## IHRE AUFGABE
Geben Sie das gesamte nachstehende Material erneut wieder und ersetzen Sie dabei „close-tab-icon“ überall durch „tab-close-icon“. Alles Übrige bleibt unverändert.
-------- EXTRAHIERTE ANGABEN
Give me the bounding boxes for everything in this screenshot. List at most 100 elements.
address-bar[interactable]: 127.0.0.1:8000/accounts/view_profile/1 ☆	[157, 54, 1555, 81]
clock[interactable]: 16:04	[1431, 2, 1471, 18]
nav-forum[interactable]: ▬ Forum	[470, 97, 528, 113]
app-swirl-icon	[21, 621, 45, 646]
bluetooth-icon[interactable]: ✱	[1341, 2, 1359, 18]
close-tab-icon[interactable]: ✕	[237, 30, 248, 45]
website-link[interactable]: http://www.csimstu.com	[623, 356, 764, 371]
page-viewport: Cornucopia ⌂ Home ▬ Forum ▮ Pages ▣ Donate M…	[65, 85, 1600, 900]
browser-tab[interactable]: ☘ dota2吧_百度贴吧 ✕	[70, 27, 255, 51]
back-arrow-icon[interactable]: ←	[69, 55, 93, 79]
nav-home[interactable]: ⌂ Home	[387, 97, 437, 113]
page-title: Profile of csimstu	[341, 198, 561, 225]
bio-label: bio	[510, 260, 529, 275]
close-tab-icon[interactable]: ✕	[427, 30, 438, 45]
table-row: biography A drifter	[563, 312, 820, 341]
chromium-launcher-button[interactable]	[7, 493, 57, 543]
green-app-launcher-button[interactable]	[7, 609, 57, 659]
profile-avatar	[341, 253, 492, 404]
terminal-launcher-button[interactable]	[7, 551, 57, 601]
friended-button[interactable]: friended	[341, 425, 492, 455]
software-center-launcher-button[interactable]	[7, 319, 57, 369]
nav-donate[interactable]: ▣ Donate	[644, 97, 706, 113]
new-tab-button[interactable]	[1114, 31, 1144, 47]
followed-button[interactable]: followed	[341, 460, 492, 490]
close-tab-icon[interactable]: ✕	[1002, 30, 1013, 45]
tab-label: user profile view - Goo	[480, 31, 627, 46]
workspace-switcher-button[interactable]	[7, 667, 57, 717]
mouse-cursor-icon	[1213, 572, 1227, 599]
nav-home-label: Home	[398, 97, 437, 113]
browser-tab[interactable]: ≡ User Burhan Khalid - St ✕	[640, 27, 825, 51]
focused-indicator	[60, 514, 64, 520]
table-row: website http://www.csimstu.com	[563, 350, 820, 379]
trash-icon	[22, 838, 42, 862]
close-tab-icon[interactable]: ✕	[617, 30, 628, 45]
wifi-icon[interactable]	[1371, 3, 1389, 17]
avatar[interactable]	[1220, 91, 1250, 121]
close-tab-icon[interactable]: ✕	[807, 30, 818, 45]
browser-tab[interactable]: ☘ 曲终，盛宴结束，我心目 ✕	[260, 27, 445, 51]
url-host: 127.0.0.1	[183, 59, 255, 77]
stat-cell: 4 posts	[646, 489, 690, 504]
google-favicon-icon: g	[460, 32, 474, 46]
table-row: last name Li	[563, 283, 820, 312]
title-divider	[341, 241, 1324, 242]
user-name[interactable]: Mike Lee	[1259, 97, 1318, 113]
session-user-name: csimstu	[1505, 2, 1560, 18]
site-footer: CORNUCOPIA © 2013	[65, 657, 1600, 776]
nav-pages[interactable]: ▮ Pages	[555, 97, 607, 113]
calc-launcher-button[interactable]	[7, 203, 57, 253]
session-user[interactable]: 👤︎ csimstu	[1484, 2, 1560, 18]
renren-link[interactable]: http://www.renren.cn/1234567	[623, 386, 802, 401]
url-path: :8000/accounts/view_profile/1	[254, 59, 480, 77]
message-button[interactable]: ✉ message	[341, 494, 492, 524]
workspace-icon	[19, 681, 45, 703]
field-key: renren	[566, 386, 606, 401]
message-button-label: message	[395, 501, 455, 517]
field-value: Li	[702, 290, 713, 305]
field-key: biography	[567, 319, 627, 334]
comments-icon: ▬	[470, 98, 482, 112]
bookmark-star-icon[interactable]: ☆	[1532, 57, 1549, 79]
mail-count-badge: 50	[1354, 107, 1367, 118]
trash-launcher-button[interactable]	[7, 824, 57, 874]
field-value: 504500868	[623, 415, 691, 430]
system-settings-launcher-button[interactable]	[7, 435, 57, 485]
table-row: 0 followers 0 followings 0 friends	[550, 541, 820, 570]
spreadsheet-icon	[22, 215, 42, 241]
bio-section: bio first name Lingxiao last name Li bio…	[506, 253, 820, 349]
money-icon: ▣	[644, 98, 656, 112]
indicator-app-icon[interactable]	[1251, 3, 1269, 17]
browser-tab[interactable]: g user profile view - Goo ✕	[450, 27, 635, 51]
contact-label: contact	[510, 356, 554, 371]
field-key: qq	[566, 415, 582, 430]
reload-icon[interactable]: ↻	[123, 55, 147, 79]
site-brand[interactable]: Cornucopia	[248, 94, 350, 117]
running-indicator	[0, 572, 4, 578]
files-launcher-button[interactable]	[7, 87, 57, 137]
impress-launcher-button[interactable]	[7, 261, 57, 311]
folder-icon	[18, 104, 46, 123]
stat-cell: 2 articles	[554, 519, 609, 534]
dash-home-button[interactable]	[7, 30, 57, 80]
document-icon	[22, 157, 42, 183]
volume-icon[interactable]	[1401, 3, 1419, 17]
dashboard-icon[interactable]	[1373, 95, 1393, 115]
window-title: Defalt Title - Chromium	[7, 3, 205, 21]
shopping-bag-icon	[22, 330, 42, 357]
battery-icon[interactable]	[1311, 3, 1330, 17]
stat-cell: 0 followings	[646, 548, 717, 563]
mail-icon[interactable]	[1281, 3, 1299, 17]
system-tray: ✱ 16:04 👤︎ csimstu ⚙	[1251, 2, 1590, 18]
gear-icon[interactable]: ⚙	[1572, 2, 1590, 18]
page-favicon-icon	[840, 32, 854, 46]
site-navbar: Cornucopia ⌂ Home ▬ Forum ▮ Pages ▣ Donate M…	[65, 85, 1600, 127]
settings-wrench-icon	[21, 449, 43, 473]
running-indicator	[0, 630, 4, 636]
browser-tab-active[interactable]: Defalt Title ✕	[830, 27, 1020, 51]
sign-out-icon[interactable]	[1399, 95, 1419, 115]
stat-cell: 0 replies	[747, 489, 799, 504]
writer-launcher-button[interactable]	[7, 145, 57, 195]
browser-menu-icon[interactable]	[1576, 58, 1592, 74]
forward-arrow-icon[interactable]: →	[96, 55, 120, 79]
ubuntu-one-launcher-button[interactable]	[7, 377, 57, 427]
----------------
## LÖSUNG DER AUFGABE
Give me the bounding boxes for everything in this screenshot. List at most 100 elements.
address-bar[interactable]: 127.0.0.1:8000/accounts/view_profile/1 ☆	[157, 54, 1555, 81]
clock[interactable]: 16:04	[1431, 2, 1471, 18]
nav-forum[interactable]: ▬ Forum	[470, 97, 528, 113]
app-swirl-icon	[21, 621, 45, 646]
bluetooth-icon[interactable]: ✱	[1341, 2, 1359, 18]
tab-close-icon[interactable]: ✕	[237, 30, 248, 45]
website-link[interactable]: http://www.csimstu.com	[623, 356, 764, 371]
page-viewport: Cornucopia ⌂ Home ▬ Forum ▮ Pages ▣ Donate M…	[65, 85, 1600, 900]
browser-tab[interactable]: ☘ dota2吧_百度贴吧 ✕	[70, 27, 255, 51]
back-arrow-icon[interactable]: ←	[69, 55, 93, 79]
nav-home[interactable]: ⌂ Home	[387, 97, 437, 113]
page-title: Profile of csimstu	[341, 198, 561, 225]
bio-label: bio	[510, 260, 529, 275]
tab-close-icon[interactable]: ✕	[427, 30, 438, 45]
table-row: biography A drifter	[563, 312, 820, 341]
chromium-launcher-button[interactable]	[7, 493, 57, 543]
green-app-launcher-button[interactable]	[7, 609, 57, 659]
profile-avatar	[341, 253, 492, 404]
terminal-launcher-button[interactable]	[7, 551, 57, 601]
friended-button[interactable]: friended	[341, 425, 492, 455]
software-center-launcher-button[interactable]	[7, 319, 57, 369]
nav-donate[interactable]: ▣ Donate	[644, 97, 706, 113]
new-tab-button[interactable]	[1114, 31, 1144, 47]
followed-button[interactable]: followed	[341, 460, 492, 490]
tab-close-icon[interactable]: ✕	[1002, 30, 1013, 45]
tab-label: user profile view - Goo	[480, 31, 627, 46]
workspace-switcher-button[interactable]	[7, 667, 57, 717]
mouse-cursor-icon	[1213, 572, 1227, 599]
nav-home-label: Home	[398, 97, 437, 113]
browser-tab[interactable]: ≡ User Burhan Khalid - St ✕	[640, 27, 825, 51]
focused-indicator	[60, 514, 64, 520]
table-row: website http://www.csimstu.com	[563, 350, 820, 379]
trash-icon	[22, 838, 42, 862]
tab-close-icon[interactable]: ✕	[617, 30, 628, 45]
wifi-icon[interactable]	[1371, 3, 1389, 17]
avatar[interactable]	[1220, 91, 1250, 121]
tab-close-icon[interactable]: ✕	[807, 30, 818, 45]
browser-tab[interactable]: ☘ 曲终，盛宴结束，我心目 ✕	[260, 27, 445, 51]
url-host: 127.0.0.1	[183, 59, 255, 77]
stat-cell: 4 posts	[646, 489, 690, 504]
google-favicon-icon: g	[460, 32, 474, 46]
table-row: last name Li	[563, 283, 820, 312]
title-divider	[341, 241, 1324, 242]
user-name[interactable]: Mike Lee	[1259, 97, 1318, 113]
session-user-name: csimstu	[1505, 2, 1560, 18]
site-footer: CORNUCOPIA © 2013	[65, 657, 1600, 776]
nav-pages[interactable]: ▮ Pages	[555, 97, 607, 113]
calc-launcher-button[interactable]	[7, 203, 57, 253]
session-user[interactable]: 👤︎ csimstu	[1484, 2, 1560, 18]
renren-link[interactable]: http://www.renren.cn/1234567	[623, 386, 802, 401]
url-path: :8000/accounts/view_profile/1	[254, 59, 480, 77]
message-button[interactable]: ✉ message	[341, 494, 492, 524]
workspace-icon	[19, 681, 45, 703]
field-key: renren	[566, 386, 606, 401]
message-button-label: message	[395, 501, 455, 517]
field-value: Li	[702, 290, 713, 305]
field-key: biography	[567, 319, 627, 334]
comments-icon: ▬	[470, 98, 482, 112]
bookmark-star-icon[interactable]: ☆	[1532, 57, 1549, 79]
mail-count-badge: 50	[1354, 107, 1367, 118]
trash-launcher-button[interactable]	[7, 824, 57, 874]
field-value: 504500868	[623, 415, 691, 430]
system-settings-launcher-button[interactable]	[7, 435, 57, 485]
table-row: 0 followers 0 followings 0 friends	[550, 541, 820, 570]
spreadsheet-icon	[22, 215, 42, 241]
bio-section: bio first name Lingxiao last name Li bio…	[506, 253, 820, 349]
money-icon: ▣	[644, 98, 656, 112]
indicator-app-icon[interactable]	[1251, 3, 1269, 17]
browser-tab[interactable]: g user profile view - Goo ✕	[450, 27, 635, 51]
contact-label: contact	[510, 356, 554, 371]
field-key: qq	[566, 415, 582, 430]
reload-icon[interactable]: ↻	[123, 55, 147, 79]
site-brand[interactable]: Cornucopia	[248, 94, 350, 117]
running-indicator	[0, 572, 4, 578]
files-launcher-button[interactable]	[7, 87, 57, 137]
impress-launcher-button[interactable]	[7, 261, 57, 311]
folder-icon	[18, 104, 46, 123]
stat-cell: 2 articles	[554, 519, 609, 534]
dash-home-button[interactable]	[7, 30, 57, 80]
document-icon	[22, 157, 42, 183]
volume-icon[interactable]	[1401, 3, 1419, 17]
dashboard-icon[interactable]	[1373, 95, 1393, 115]
window-title: Defalt Title - Chromium	[7, 3, 205, 21]
shopping-bag-icon	[22, 330, 42, 357]
battery-icon[interactable]	[1311, 3, 1330, 17]
stat-cell: 0 followings	[646, 548, 717, 563]
mail-icon[interactable]	[1281, 3, 1299, 17]
system-tray: ✱ 16:04 👤︎ csimstu ⚙	[1251, 2, 1590, 18]
gear-icon[interactable]: ⚙	[1572, 2, 1590, 18]
page-favicon-icon	[840, 32, 854, 46]
site-navbar: Cornucopia ⌂ Home ▬ Forum ▮ Pages ▣ Donate M…	[65, 85, 1600, 127]
settings-wrench-icon	[21, 449, 43, 473]
running-indicator	[0, 630, 4, 636]
browser-tab-active[interactable]: Defalt Title ✕	[830, 27, 1020, 51]
sign-out-icon[interactable]	[1399, 95, 1419, 115]
stat-cell: 0 replies	[747, 489, 799, 504]
writer-launcher-button[interactable]	[7, 145, 57, 195]
browser-menu-icon[interactable]	[1576, 58, 1592, 74]
forward-arrow-icon[interactable]: →	[96, 55, 120, 79]
ubuntu-one-launcher-button[interactable]	[7, 377, 57, 427]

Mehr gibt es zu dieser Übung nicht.